A SOLICITAÇÃO: Copie fielmente o trecho do texto sobre a polícia judiciária militar, começando em "Essa interdependência exige" e terminando em "elucidação dos fatos.".

SEÇÃO DO DOCUMENTO:

────────────────────────────────────────

A lei autoriza essa requisição como forma de assegurar que o IPM seja suficientemente robusto e tecnicamente embasado.
h) Atender pedido de apresentação de militar à autoridade civil
Nos casos em que autoridades civis, no exercício de sua competência legal, solicitem a apresentação de militares ou funcionários de repartições militares para fins legais (como depoimentos ou cumprimento de mandados judiciais), a polícia judiciária deve atender ao pedido, desde que ele seja legal e fundamentado, e desde que observados os regulamentos militares.
Essa previsão evita o isolamento da Justiça Militar em relação à Justiça comum e reafirma a subordinação dos militares à ordem jurídica brasileira como um todo.
4. O Artigo 8º e o Modelo de Justiça Militar no Brasil

O artigo 8º expressa o papel da polícia judiciária militar dentro do modelo constitucional de Justiça Militar. A Constituição Federal de 1988, em seu artigo 124, estabelece a competência da Justiça Militar da União para julgar os crimes militares definidos em lei, cometidos por membros das Forças Armadas.
Nesse contexto, a polícia judiciária militar torna-se a base da atividade persecutória no âmbito dessa Justiça especializada. Seu funcionamento adequado assegura que as investigações sejam conduzidas de forma célere, legal e respeitosa às garantias fundamentais.
5. Relação com o Ministério Público Militar e a Justiça Militar
A polícia judiciária militar atua sob a fiscalização do Ministério Público Militar (MPM), que pode requisitar diligências, acompanhar investigações e controlar a legalidade do IPM. Já o Judiciário Militar tem papel fundamental nas medidas cautelares, homologação de prisões e recebimento da denúncia.
Essa interdependência exige da polícia judiciária militar um elevado grau de preparo técnico e jurídico, bem como uma postura colaborativa e imparcial.
6. O Inquérito Policial Militar (IPM) como instrumento central
O IPM é o procedimento que formaliza a apuração dos crimes militares. Deve ser presidido por oficial com graduação mínima de 2º Tenente, contendo todas as diligências necessárias à elucidação dos fatos.
O artigo 8º funciona como a carta de atribuições do encarregado do IPM, que deverá observar todas as funções nele previstas. A condução do IPM é crucial para o oferecimento da denúncia e o eventual ajuizamento da ação penal militar.
7. Limites e Garantias na Atuação da Polícia Judiciária Militar
Mesmo diante da rigidez hierárquica das instituições militares, a atuação da polícia judiciária militar está sujeita aos princípios constitucionais do devido processo legal, da ampla defesa, do contraditório e da dignidade da pessoa humana.
Práticas abusivas, prisões ilegais, interceptações sem autorização judicial ou violação de garantias fundamentais podem comprometer não apenas o processo, mas a própria credibilidade da Justiça Militar.
8. Importância da Cooperação Interinstitucional
A possibilidade de requisição de exames, informações e apoio da polícia civil e de órgãos técnicos civis mostra a natureza cooperativa da persecução penal militar. Essa abertura é necessária especialmente em locais onde as estruturas militares não tenham os meios suficientes para uma investigação completa.

────────────────────────────────────────

SEÇÃO DE DADOS:
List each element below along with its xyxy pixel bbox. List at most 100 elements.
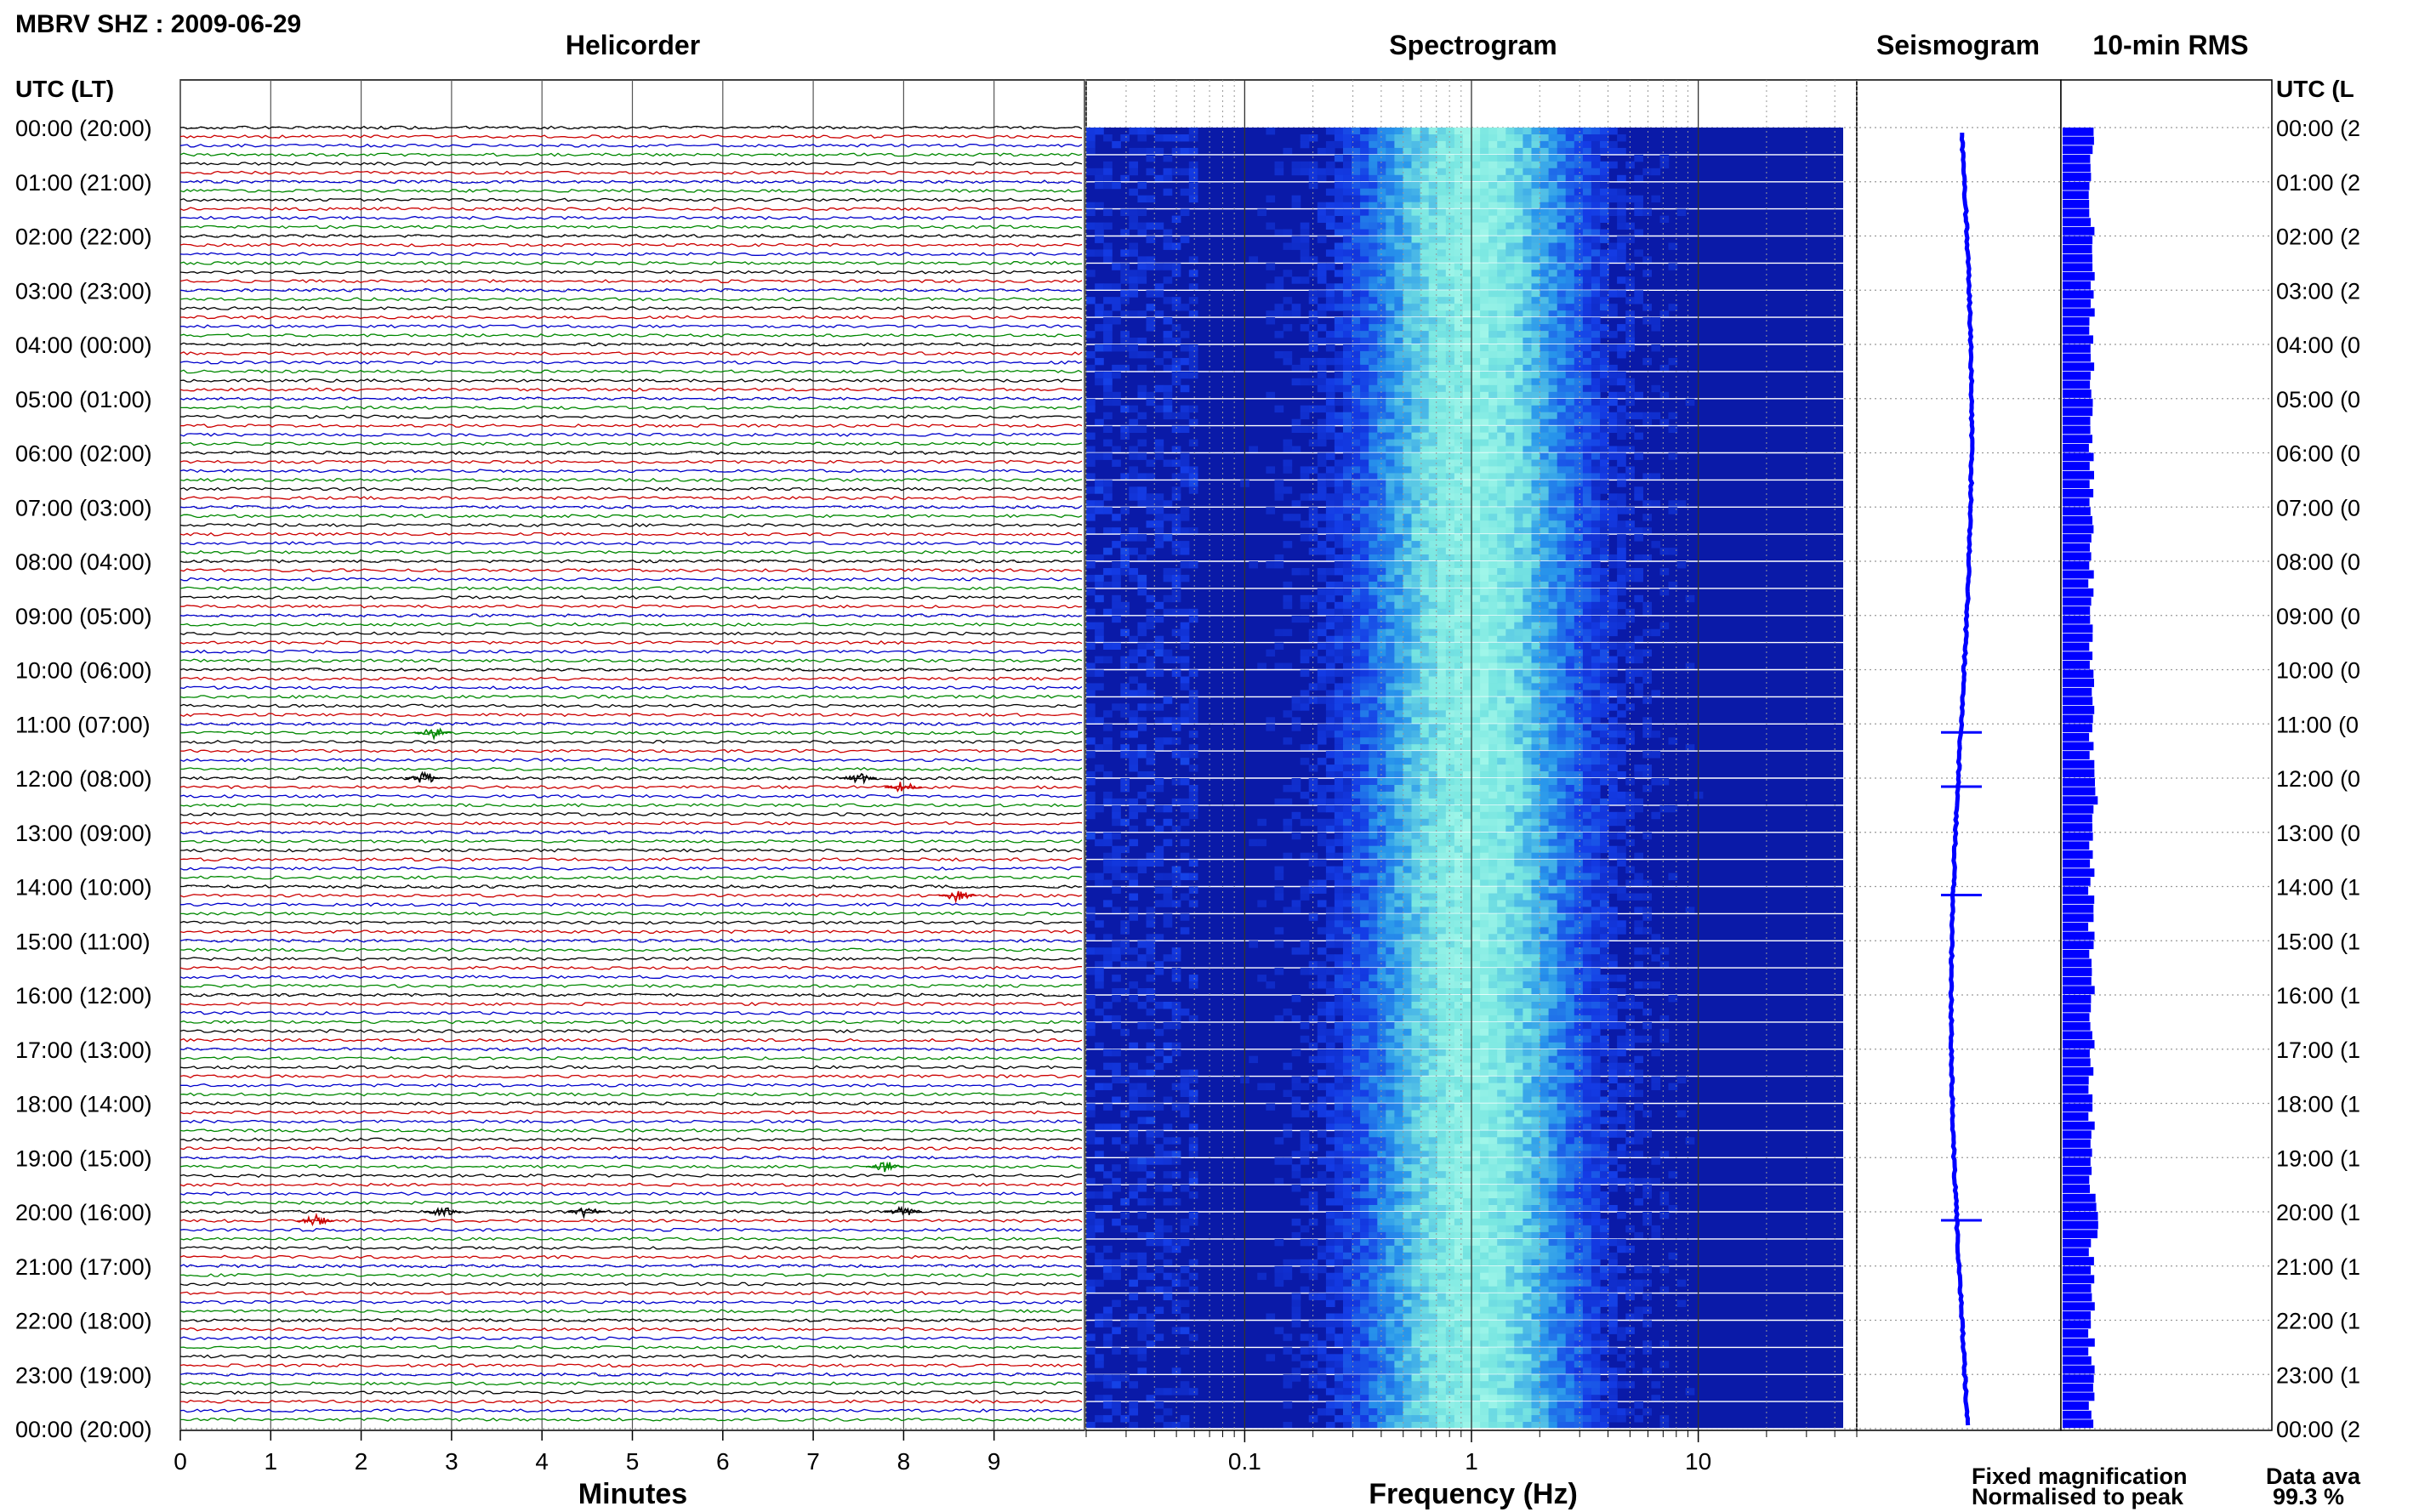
spectrogram-cell [1403,852,1413,861]
spectrogram-cell [1334,873,1344,880]
spectrogram-cell [1343,439,1352,446]
spectrogram-cell [1540,256,1550,264]
spectrogram-cell [1505,804,1515,813]
spectrogram-cell [1180,452,1190,460]
spectrogram-cell [1540,628,1550,637]
spectrogram-cell [1531,717,1541,725]
spectrogram-cell [1462,785,1472,793]
spectrogram-cell [1377,832,1386,840]
spectrogram-cell [1548,310,1558,318]
spectrogram-cell [1369,690,1378,697]
spectrogram-cell [1608,493,1618,501]
spectrogram-cell [1129,879,1138,887]
spectrogram-cell [1146,459,1156,467]
spectrogram-cell [1103,338,1113,345]
spectrogram-cell [1600,676,1609,684]
spectrogram-cell [1428,568,1438,576]
spectrogram-cell [1129,649,1138,657]
spectrogram-cell [1377,459,1386,467]
helicorder-trace [179,1164,1083,1169]
spectrogram-cell [1411,263,1421,270]
spectrogram-cell [1360,785,1369,793]
spectrogram-cell [1505,473,1515,480]
spectrogram-cell [1360,507,1369,514]
spectrogram-cell [1403,758,1413,765]
spectrogram-cell [1505,744,1515,752]
spectrogram-cell [1600,229,1609,236]
spectrogram-cell [1488,859,1498,867]
spectrogram-cell [1591,690,1601,697]
helicorder-trace [180,1417,1083,1422]
spectrogram-cell [1403,331,1413,338]
spectrogram-cell [1608,514,1618,521]
spectrogram-cell [1411,832,1421,840]
spectrogram-cell [1325,378,1335,386]
spectrogram-cell [1343,215,1352,223]
spectrogram-cell [1454,791,1464,799]
spectrogram-cell [1608,717,1618,725]
spectrogram-cell [1480,384,1489,393]
spectrogram-cell [1540,832,1550,840]
spectrogram-cell [1488,622,1498,630]
spectrogram-cell [1403,425,1413,433]
spectrogram-cell [1188,344,1198,352]
spectrogram-cell [1112,798,1121,806]
spectrogram-cell [1163,331,1173,338]
spectrogram-cell [1514,202,1523,210]
spectrogram-cell [1386,317,1395,325]
spectrogram-cell [1471,391,1481,400]
spectrogram-cell [1154,845,1164,854]
spectrogram-cell [1523,310,1533,318]
spectrogram-cell [1557,432,1567,440]
spectrogram-cell [1343,256,1352,264]
spectrogram-cell [1514,128,1523,135]
spectrogram-cell [1291,310,1301,318]
spectrogram-cell [1462,344,1472,352]
spectrogram-cell [1103,208,1113,216]
spectrogram-cell [1505,798,1515,806]
spectrogram-cell [1591,683,1601,691]
spectrogram-cell [1394,236,1404,243]
spectrogram-cell [1420,317,1430,325]
spectrogram-cell [1582,140,1592,149]
spectrogram-cell [1445,459,1455,467]
spectrogram-cell [1343,737,1352,745]
spectrogram-cell [1523,703,1533,711]
spectrogram-cell [1180,304,1190,311]
spectrogram-cell [1334,331,1344,338]
spectrogram-cell [1488,588,1498,596]
spectrogram-cell [1488,758,1498,765]
spectrogram-cell [1086,514,1096,521]
spectrogram-cell [1180,548,1190,555]
spectrogram-cell [1352,594,1361,603]
spectrogram-cell [1557,168,1567,176]
spectrogram-cell [1582,751,1592,759]
spectrogram-cell [1548,683,1558,691]
spectrogram-cell [1352,486,1361,494]
spectrogram-cell [1531,270,1541,277]
spectrogram-cell [1120,534,1130,542]
spectrogram-cell [1343,852,1352,861]
spectrogram-cell [1377,317,1386,325]
spectrogram-cell [1523,859,1533,867]
spectrogram-cell [1266,507,1276,514]
spectrogram-cell [1582,168,1592,176]
spectrogram-cell [1445,473,1455,480]
spectrogram-cell [1574,249,1584,257]
helicorder-trace [179,595,1083,600]
time-label: 00:00 (20:00) [15,1417,152,1442]
spectrogram-cell [1454,676,1464,684]
spectrogram-cell [1386,696,1395,704]
spectrogram-cell [1497,317,1506,325]
spectrogram-cell [1540,608,1550,617]
spectrogram-cell [1574,486,1584,494]
spectrogram-cell [1325,215,1335,223]
spectrogram-cell [1317,357,1327,366]
spectrogram-cell [1574,717,1584,725]
spectrogram-cell [1360,744,1369,752]
spectrogram-cell [1274,276,1284,284]
spectrogram-cell [1308,696,1318,704]
spectrogram-cell [1557,615,1567,623]
spectrogram-cell [1488,574,1498,583]
spectrogram-cell [1445,514,1455,521]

────────────────────────────────────────

A RESPOSTA:
Essa interdependência exige da polícia judiciária militar um elevado grau de preparo técnico e jurídico, bem como uma postura colaborativa e imparcial.
6. O Inquérito Policial Militar (IPM) como instrumento central
O IPM é o procedimento que formaliza a apuração dos crimes militares. Deve ser presidido por oficial com graduação mínima de 2º Tenente, contendo todas as diligências necessárias à elucidação dos fatos.